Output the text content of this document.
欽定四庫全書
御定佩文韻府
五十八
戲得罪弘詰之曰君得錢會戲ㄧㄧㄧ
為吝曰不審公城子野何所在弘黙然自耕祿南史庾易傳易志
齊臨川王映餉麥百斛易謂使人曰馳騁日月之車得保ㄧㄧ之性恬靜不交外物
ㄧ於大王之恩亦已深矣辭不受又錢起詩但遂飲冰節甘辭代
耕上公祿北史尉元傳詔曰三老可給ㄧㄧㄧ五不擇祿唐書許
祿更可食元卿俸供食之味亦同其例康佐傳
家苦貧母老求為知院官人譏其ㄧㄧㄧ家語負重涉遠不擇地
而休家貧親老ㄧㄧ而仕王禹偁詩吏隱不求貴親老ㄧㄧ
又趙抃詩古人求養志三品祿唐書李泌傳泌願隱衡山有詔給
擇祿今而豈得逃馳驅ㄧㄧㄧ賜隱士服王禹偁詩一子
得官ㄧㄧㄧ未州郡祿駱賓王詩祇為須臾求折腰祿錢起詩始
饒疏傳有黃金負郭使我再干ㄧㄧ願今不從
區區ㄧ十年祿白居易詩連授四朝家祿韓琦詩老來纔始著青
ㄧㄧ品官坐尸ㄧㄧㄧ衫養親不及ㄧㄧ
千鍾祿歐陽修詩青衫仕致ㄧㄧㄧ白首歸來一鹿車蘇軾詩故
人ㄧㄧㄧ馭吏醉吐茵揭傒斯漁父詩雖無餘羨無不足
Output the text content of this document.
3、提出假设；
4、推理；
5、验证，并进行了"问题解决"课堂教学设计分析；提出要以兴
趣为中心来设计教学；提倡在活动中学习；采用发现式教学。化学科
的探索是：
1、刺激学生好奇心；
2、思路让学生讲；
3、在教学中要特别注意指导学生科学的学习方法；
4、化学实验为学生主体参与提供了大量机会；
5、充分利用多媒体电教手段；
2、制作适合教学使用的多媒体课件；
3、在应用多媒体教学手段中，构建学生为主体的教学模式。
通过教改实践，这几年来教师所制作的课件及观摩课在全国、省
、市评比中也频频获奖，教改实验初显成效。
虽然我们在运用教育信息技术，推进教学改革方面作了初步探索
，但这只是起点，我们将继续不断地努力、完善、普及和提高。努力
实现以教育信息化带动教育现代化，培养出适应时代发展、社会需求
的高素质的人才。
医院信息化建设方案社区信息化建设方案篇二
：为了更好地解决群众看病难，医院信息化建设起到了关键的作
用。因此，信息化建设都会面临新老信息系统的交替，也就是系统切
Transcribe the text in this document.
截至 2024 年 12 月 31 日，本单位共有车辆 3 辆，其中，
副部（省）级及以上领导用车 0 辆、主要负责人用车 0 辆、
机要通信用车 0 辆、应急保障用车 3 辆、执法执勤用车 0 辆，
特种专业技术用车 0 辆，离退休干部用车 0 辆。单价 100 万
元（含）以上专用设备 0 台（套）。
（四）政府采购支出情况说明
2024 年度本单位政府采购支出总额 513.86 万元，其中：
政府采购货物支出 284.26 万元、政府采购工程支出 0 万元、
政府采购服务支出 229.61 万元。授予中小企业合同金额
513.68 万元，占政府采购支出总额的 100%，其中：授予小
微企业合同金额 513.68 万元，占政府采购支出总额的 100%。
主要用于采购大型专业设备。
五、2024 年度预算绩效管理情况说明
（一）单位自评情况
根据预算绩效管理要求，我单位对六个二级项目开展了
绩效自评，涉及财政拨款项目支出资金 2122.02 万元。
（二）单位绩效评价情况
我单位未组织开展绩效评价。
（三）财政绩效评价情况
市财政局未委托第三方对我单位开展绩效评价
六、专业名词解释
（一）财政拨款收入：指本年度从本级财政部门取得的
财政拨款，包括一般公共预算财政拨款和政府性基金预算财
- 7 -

_ _ _ _ _

» SHORT PROBLEM: Take the data above and return it exactly.

» SOLUTION FOR THIS TASK:
Output the text content of this document.
欽定四庫全書
御定佩文韻府
五十八
戲得罪弘詰之曰君得錢會戲ㄧㄧㄧ
為吝曰不審公城子野何所在弘黙然自耕祿南史庾易傳易志
齊臨川王映餉麥百斛易謂使人曰馳騁日月之車得保ㄧㄧ之性恬靜不交外物
ㄧ於大王之恩亦已深矣辭不受又錢起詩但遂飲冰節甘辭代
耕上公祿北史尉元傳詔曰三老可給ㄧㄧㄧ五不擇祿唐書許
祿更可食元卿俸供食之味亦同其例康佐傳
家苦貧母老求為知院官人譏其ㄧㄧㄧ家語負重涉遠不擇地
而休家貧親老ㄧㄧ而仕王禹偁詩吏隱不求貴親老ㄧㄧ
又趙抃詩古人求養志三品祿唐書李泌傳泌願隱衡山有詔給
擇祿今而豈得逃馳驅ㄧㄧㄧ賜隱士服王禹偁詩一子
得官ㄧㄧㄧ未州郡祿駱賓王詩祇為須臾求折腰祿錢起詩始
饒疏傳有黃金負郭使我再干ㄧㄧ願今不從
區區ㄧ十年祿白居易詩連授四朝家祿韓琦詩老來纔始著青
ㄧㄧ品官坐尸ㄧㄧㄧ衫養親不及ㄧㄧ
千鍾祿歐陽修詩青衫仕致ㄧㄧㄧ白首歸來一鹿車蘇軾詩故
人ㄧㄧㄧ馭吏醉吐茵揭傒斯漁父詩雖無餘羨無不足
Output the text content of this document.
3、提出假设；
4、推理；
5、验证，并进行了"问题解决"课堂教学设计分析；提出要以兴
趣为中心来设计教学；提倡在活动中学习；采用发现式教学。化学科
的探索是：
1、刺激学生好奇心；
2、思路让学生讲；
3、在教学中要特别注意指导学生科学的学习方法；
4、化学实验为学生主体参与提供了大量机会；
5、充分利用多媒体电教手段；
2、制作适合教学使用的多媒体课件；
3、在应用多媒体教学手段中，构建学生为主体的教学模式。
通过教改实践，这几年来教师所制作的课件及观摩课在全国、省
、市评比中也频频获奖，教改实验初显成效。
虽然我们在运用教育信息技术，推进教学改革方面作了初步探索
，但这只是起点，我们将继续不断地努力、完善、普及和提高。努力
实现以教育信息化带动教育现代化，培养出适应时代发展、社会需求
的高素质的人才。
医院信息化建设方案社区信息化建设方案篇二
：为了更好地解决群众看病难，医院信息化建设起到了关键的作
用。因此，信息化建设都会面临新老信息系统的交替，也就是系统切
Transcribe the text in this document.
截至 2024 年 12 月 31 日，本单位共有车辆 3 辆，其中，
副部（省）级及以上领导用车 0 辆、主要负责人用车 0 辆、
机要通信用车 0 辆、应急保障用车 3 辆、执法执勤用车 0 辆，
特种专业技术用车 0 辆，离退休干部用车 0 辆。单价 100 万
元（含）以上专用设备 0 台（套）。
（四）政府采购支出情况说明
2024 年度本单位政府采购支出总额 513.86 万元，其中：
政府采购货物支出 284.26 万元、政府采购工程支出 0 万元、
政府采购服务支出 229.61 万元。授予中小企业合同金额
513.68 万元，占政府采购支出总额的 100%，其中：授予小
微企业合同金额 513.68 万元，占政府采购支出总额的 100%。
主要用于采购大型专业设备。
五、2024 年度预算绩效管理情况说明
（一）单位自评情况
根据预算绩效管理要求，我单位对六个二级项目开展了
绩效自评，涉及财政拨款项目支出资金 2122.02 万元。
（二）单位绩效评价情况
我单位未组织开展绩效评价。
（三）财政绩效评价情况
市财政局未委托第三方对我单位开展绩效评价
六、专业名词解释
（一）财政拨款收入：指本年度从本级财政部门取得的
财政拨款，包括一般公共预算财政拨款和政府性基金预算财
- 7 -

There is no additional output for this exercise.